:: What you have to do ::
Count how many lines below include the string "JSON", and give that number without anything else.

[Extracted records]
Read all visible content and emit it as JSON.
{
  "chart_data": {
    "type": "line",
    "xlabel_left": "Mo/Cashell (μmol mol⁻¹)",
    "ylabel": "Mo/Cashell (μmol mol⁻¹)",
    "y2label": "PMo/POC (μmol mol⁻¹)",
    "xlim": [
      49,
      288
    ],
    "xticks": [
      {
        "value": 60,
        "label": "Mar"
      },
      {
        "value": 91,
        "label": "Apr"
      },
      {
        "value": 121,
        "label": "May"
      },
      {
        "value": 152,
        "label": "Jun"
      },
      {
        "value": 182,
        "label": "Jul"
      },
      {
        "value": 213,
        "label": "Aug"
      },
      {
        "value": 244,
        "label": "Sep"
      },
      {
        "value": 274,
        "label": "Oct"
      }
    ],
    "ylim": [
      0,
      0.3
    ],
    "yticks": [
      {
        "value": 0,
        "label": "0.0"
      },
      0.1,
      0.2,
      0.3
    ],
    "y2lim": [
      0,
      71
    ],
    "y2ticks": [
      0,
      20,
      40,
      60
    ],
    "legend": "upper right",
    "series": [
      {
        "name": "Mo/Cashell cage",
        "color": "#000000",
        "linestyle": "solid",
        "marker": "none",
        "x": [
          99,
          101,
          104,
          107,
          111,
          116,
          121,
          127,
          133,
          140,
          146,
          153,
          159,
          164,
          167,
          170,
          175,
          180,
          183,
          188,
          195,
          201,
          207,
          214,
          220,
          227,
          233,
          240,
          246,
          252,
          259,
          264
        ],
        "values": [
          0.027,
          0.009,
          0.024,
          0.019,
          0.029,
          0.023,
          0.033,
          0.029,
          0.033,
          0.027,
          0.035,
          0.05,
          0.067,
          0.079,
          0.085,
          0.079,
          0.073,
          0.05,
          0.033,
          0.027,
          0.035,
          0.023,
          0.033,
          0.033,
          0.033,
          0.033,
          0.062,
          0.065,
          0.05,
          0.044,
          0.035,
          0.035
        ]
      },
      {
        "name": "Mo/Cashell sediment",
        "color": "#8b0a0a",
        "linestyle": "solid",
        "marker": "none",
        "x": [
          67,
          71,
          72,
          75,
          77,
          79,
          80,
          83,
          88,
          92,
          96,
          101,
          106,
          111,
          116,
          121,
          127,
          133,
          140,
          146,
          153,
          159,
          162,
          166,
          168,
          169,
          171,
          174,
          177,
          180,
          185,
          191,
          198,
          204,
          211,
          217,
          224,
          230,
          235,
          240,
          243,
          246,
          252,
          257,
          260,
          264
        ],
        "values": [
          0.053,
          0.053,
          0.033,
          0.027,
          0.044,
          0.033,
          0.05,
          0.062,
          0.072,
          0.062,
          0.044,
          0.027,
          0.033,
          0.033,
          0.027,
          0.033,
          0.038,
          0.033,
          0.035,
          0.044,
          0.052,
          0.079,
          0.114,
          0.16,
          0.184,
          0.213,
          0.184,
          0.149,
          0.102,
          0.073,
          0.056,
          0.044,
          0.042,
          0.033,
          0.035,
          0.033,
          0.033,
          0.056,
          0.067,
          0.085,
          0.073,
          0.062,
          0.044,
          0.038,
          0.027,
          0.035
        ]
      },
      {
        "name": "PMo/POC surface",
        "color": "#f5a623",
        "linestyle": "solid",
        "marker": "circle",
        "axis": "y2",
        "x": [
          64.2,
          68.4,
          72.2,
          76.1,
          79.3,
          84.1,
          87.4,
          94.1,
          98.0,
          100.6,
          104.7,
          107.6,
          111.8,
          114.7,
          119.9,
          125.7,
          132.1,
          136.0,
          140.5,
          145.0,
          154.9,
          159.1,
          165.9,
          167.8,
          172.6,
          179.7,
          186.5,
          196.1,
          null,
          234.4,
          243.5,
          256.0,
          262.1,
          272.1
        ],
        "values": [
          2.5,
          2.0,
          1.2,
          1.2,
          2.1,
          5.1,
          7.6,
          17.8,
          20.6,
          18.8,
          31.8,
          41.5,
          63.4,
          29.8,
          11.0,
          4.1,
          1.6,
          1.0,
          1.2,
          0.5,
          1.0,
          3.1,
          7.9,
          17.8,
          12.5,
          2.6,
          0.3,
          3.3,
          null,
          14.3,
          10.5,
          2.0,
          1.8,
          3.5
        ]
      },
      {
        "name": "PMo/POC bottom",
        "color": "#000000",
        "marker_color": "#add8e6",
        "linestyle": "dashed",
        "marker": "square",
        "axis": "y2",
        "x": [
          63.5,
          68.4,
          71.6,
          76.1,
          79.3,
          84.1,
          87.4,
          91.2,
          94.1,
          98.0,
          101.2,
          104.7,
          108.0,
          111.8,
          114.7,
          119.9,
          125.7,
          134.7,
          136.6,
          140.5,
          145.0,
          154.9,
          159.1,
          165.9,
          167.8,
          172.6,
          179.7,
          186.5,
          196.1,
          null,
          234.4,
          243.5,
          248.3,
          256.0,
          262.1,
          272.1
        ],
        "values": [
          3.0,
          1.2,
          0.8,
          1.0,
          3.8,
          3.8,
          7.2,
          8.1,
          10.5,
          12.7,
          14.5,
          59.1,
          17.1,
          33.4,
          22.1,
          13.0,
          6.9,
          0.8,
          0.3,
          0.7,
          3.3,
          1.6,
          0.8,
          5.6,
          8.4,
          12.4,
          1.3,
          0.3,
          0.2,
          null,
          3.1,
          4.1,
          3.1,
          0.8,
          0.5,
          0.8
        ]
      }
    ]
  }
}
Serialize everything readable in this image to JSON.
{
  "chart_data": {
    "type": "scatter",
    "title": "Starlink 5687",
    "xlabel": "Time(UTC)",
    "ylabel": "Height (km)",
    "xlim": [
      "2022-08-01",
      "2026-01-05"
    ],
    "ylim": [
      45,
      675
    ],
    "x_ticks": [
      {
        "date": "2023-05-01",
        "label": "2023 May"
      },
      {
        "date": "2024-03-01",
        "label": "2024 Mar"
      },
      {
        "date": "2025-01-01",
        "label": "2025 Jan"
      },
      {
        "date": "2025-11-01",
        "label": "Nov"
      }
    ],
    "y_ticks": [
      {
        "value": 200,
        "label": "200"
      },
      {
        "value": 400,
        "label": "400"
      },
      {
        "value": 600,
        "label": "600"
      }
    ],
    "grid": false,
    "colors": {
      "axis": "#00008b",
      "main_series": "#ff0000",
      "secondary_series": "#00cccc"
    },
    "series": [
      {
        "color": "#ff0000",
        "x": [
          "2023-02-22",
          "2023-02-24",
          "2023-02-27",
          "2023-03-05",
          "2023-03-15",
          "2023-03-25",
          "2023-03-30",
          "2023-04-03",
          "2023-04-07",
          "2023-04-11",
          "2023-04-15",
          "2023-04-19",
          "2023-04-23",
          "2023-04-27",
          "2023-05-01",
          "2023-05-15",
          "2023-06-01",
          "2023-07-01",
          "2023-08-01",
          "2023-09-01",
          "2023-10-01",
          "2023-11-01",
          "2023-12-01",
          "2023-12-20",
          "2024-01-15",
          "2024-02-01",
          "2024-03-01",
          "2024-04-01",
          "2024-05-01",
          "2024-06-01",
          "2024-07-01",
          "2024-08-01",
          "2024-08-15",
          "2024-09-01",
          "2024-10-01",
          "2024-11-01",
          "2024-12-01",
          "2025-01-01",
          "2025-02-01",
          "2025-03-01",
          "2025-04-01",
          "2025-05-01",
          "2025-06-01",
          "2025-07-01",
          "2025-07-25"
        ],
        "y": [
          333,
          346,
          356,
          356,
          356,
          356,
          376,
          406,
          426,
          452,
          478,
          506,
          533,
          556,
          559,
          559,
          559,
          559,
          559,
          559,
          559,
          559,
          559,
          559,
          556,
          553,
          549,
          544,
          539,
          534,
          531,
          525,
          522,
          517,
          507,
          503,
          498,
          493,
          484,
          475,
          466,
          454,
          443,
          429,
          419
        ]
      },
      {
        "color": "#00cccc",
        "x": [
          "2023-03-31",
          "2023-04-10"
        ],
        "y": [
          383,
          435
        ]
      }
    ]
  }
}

:: Result below ::
2